Scan the entries for the string "Diciembre" and give the number of lines that have it, nothing further.

.....

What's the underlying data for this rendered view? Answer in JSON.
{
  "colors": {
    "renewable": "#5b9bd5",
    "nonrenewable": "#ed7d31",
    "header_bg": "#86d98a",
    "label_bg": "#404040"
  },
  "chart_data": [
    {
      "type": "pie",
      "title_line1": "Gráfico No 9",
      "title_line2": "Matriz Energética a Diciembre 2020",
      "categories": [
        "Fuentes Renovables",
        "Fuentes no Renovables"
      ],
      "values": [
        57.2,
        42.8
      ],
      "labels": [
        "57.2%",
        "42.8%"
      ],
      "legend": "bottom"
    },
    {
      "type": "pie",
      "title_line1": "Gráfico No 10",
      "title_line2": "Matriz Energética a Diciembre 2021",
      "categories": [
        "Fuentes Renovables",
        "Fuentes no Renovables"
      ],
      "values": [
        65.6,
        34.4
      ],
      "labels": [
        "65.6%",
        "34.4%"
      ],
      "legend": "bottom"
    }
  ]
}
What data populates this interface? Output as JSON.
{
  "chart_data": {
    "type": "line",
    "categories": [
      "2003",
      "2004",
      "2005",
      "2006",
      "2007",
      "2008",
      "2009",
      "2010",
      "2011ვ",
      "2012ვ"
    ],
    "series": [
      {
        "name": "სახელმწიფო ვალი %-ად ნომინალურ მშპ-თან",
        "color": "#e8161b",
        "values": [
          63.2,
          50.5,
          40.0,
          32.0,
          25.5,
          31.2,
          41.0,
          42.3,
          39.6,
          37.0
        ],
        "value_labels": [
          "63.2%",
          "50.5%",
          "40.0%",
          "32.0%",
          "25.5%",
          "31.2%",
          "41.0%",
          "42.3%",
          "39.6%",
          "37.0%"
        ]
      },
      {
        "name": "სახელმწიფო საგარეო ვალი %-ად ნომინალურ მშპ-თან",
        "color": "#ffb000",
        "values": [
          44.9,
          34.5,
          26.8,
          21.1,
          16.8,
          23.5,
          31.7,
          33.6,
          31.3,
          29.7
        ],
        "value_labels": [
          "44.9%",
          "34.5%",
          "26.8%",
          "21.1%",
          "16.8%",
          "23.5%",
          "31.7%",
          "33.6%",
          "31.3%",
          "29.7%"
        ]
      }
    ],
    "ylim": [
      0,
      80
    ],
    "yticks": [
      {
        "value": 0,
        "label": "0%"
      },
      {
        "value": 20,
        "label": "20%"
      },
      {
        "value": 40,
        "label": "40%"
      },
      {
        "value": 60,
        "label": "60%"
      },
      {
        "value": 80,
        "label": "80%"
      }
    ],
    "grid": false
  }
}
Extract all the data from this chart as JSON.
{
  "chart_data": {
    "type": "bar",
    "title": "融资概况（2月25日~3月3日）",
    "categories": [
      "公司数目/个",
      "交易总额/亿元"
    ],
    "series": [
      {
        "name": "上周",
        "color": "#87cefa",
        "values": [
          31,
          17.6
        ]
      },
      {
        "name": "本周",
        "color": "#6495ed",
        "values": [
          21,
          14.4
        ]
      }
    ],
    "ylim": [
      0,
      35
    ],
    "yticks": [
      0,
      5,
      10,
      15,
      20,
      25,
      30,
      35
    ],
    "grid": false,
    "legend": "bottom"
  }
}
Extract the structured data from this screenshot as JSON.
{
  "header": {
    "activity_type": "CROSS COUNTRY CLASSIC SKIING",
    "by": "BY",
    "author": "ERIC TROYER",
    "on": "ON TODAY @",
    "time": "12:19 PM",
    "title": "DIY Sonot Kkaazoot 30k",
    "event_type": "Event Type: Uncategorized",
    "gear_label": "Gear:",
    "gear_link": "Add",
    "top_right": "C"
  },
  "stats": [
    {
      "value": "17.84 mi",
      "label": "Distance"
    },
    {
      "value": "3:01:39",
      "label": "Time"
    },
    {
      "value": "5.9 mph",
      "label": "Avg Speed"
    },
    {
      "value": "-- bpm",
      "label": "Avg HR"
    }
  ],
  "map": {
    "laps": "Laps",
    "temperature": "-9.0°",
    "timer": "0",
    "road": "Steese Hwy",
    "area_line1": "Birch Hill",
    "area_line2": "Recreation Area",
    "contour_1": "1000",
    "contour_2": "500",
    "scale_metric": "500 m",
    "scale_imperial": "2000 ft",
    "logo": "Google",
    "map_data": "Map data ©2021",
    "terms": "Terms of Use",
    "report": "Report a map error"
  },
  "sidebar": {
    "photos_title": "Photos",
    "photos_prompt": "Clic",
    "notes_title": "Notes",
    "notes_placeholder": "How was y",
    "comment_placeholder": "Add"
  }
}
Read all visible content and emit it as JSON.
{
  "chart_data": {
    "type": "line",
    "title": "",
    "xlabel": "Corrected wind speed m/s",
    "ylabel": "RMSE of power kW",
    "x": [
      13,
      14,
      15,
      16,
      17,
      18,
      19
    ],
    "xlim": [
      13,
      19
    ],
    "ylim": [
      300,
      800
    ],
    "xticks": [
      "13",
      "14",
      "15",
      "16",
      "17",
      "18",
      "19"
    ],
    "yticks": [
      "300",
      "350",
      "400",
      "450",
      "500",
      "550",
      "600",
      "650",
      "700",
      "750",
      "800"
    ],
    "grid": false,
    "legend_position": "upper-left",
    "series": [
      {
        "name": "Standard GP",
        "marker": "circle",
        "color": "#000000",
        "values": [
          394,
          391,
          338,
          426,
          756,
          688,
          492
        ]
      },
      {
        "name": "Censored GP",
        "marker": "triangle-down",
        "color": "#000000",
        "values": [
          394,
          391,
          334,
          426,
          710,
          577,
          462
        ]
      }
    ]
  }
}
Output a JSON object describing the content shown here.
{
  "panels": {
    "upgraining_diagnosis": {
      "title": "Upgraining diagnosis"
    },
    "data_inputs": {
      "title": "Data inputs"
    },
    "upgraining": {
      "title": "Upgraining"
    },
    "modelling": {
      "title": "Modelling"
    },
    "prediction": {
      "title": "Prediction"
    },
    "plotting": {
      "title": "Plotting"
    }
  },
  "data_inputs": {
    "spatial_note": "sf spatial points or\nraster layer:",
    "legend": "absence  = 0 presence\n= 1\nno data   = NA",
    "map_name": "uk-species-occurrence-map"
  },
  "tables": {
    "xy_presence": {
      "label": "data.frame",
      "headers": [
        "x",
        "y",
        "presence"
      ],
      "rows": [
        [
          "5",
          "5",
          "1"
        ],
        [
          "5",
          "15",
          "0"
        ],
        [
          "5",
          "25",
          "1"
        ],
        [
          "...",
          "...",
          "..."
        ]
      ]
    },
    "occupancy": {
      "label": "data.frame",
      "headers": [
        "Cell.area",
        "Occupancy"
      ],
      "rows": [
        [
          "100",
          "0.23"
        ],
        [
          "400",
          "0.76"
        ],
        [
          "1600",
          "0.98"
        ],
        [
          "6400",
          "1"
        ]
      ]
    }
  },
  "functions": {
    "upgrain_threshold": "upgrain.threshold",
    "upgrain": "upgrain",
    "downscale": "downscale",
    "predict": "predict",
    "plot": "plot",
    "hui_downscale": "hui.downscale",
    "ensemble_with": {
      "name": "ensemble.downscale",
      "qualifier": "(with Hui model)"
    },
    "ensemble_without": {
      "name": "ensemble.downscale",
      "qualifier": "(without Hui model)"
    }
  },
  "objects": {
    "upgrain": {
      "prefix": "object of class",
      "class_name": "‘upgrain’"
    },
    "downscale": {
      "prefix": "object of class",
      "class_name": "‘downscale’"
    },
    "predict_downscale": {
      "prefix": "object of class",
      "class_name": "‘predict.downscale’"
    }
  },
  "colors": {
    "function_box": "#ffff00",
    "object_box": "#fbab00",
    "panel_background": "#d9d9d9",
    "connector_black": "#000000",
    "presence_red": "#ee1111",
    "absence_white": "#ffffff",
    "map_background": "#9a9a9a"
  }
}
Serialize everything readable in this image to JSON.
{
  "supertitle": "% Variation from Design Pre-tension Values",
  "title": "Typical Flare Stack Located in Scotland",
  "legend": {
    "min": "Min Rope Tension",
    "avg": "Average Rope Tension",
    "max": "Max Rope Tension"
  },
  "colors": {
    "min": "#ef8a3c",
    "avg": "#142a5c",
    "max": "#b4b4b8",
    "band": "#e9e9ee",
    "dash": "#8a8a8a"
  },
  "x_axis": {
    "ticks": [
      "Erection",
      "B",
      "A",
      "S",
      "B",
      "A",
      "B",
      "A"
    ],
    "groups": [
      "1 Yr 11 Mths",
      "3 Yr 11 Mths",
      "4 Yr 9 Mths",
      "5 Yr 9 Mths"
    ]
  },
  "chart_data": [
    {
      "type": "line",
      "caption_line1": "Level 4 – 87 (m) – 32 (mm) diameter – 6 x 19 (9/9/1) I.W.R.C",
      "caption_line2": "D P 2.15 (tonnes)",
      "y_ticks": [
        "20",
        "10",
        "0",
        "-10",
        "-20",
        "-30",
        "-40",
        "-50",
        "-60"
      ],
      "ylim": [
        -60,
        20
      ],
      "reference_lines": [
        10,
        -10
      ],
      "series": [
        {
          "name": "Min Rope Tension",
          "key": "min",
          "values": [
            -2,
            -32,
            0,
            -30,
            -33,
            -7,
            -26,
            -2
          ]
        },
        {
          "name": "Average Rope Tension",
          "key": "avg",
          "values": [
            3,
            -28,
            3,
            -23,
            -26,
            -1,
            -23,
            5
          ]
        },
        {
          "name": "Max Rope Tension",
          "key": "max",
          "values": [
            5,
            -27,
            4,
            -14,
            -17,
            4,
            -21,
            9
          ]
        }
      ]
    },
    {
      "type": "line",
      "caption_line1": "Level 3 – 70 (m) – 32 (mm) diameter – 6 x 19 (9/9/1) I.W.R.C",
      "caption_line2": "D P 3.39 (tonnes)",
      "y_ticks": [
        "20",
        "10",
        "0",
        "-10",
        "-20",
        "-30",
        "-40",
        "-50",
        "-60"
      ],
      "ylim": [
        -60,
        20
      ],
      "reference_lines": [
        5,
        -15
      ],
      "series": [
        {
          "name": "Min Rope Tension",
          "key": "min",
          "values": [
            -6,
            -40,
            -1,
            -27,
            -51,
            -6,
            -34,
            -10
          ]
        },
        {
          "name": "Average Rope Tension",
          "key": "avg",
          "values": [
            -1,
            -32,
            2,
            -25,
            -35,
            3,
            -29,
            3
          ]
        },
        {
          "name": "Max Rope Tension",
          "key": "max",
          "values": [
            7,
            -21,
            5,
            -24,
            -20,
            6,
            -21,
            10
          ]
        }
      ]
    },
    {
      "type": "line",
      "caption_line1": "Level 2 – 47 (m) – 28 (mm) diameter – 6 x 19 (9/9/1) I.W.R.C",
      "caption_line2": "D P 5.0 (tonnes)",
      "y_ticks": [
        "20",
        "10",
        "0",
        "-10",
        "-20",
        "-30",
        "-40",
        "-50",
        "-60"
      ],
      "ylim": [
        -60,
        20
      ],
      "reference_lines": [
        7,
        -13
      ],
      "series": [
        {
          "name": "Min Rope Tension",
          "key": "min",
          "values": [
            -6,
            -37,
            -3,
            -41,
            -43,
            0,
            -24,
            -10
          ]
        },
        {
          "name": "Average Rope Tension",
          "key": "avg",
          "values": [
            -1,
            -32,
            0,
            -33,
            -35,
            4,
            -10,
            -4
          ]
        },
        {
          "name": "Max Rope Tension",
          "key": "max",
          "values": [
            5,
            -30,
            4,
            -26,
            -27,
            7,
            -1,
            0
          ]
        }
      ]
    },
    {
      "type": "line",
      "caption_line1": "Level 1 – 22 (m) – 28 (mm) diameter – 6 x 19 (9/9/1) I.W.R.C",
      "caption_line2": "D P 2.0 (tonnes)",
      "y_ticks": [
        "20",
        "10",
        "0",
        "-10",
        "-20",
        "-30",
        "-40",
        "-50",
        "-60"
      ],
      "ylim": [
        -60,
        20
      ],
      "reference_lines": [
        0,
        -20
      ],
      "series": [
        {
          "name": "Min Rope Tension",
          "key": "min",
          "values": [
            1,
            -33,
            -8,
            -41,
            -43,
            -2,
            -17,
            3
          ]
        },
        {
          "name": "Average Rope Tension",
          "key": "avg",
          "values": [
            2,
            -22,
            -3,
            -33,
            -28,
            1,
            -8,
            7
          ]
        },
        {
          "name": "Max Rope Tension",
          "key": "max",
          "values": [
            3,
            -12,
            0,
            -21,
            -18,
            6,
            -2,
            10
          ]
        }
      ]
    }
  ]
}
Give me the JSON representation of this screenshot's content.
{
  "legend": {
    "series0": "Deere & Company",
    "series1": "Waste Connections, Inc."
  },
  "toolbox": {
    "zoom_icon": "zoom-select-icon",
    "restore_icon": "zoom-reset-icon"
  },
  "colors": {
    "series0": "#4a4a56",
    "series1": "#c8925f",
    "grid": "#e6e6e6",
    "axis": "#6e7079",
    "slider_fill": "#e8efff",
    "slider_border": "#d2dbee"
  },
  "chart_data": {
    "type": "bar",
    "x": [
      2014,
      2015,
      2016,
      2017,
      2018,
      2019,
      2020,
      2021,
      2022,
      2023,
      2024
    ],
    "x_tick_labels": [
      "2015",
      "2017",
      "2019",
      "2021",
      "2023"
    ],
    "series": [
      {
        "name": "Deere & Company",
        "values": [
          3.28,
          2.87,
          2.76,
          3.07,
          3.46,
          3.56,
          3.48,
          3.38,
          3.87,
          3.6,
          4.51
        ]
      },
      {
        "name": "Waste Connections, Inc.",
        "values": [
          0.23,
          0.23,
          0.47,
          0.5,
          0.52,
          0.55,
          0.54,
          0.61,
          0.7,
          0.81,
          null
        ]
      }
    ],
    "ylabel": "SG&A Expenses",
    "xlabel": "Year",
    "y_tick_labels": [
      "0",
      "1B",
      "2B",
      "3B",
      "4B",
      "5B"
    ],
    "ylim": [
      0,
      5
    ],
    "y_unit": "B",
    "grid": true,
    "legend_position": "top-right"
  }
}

.....

▸ RESULT FOR THIS TASK
2